- **GOAL**
Filter out everything except lines holding "text".

-- Start of DATASET RECORDS --

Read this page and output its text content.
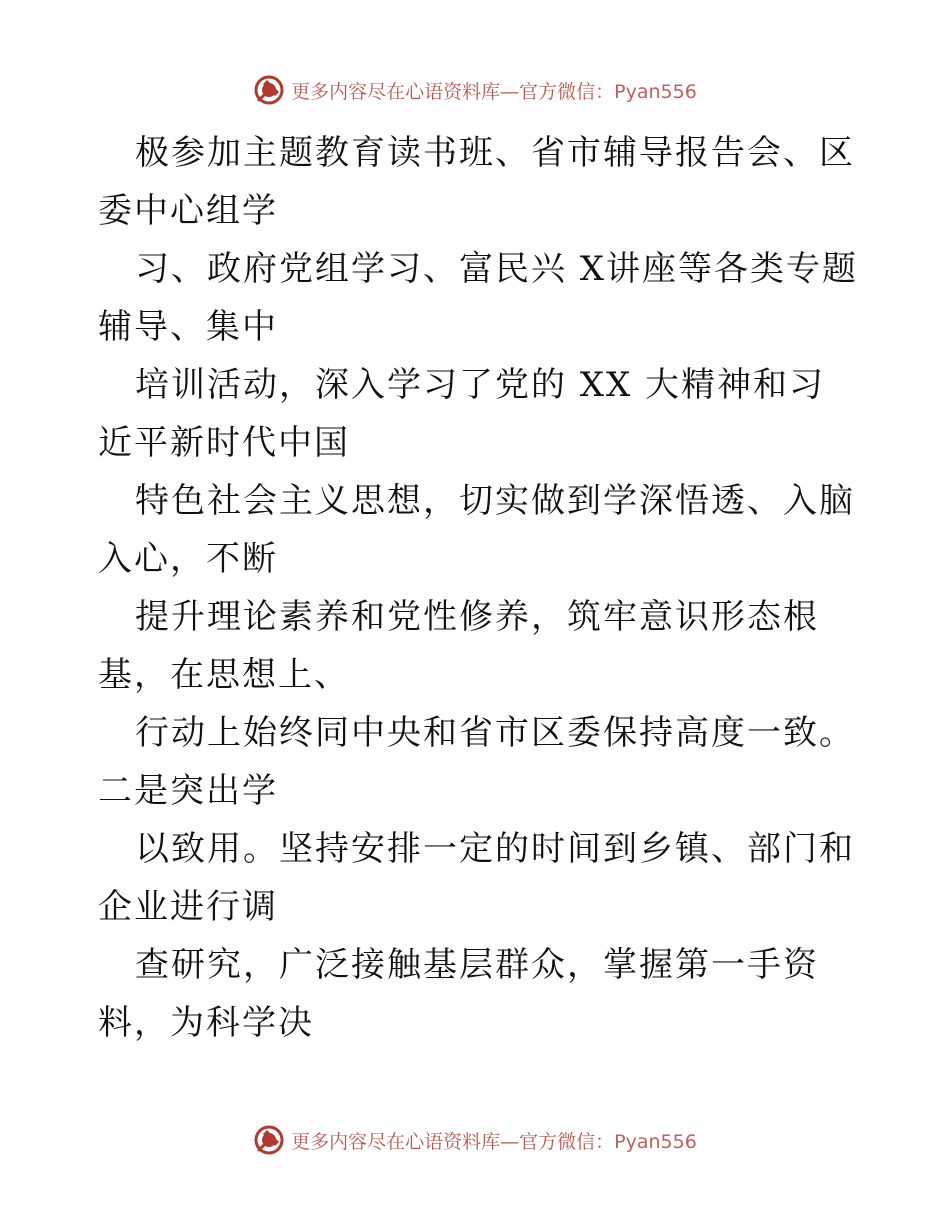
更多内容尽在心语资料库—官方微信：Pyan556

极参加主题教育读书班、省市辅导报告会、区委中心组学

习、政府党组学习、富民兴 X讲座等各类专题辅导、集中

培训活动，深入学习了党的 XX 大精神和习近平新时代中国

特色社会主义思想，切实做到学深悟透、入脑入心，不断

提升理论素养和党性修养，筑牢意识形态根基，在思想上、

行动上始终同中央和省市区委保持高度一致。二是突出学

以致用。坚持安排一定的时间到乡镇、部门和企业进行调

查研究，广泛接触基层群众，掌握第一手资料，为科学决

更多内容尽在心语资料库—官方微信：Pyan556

-- End of DATASET RECORDS --
-- Start of DATASET RECORDS --

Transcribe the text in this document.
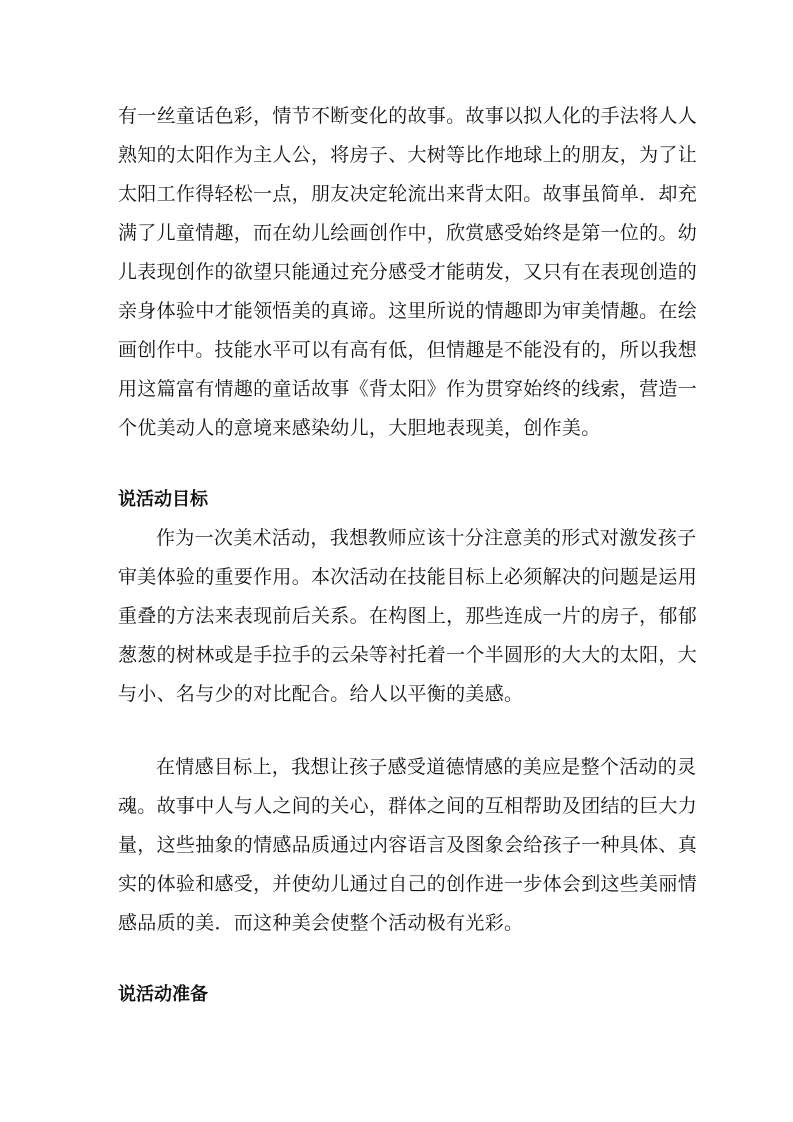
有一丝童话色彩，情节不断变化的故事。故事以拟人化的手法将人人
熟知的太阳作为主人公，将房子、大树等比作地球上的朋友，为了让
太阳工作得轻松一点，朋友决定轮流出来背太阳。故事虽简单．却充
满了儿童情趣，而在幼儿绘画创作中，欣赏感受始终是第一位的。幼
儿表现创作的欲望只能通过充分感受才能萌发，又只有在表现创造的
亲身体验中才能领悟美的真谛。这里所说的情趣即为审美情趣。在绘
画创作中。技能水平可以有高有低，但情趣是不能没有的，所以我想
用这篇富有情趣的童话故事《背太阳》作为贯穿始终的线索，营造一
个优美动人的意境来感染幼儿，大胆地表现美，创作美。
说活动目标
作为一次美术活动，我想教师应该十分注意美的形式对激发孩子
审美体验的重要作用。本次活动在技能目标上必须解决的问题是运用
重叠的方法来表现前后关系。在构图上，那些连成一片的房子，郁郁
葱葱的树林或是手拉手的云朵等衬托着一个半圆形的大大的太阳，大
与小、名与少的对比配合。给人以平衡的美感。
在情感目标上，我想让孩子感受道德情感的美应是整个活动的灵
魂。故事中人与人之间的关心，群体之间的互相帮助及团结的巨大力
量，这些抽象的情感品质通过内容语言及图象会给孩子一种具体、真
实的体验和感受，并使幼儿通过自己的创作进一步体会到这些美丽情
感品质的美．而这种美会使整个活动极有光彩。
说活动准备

-- End of DATASET RECORDS --

- **FINISHED ANSWER**
Read this page and output its text content.
Transcribe the text in this document.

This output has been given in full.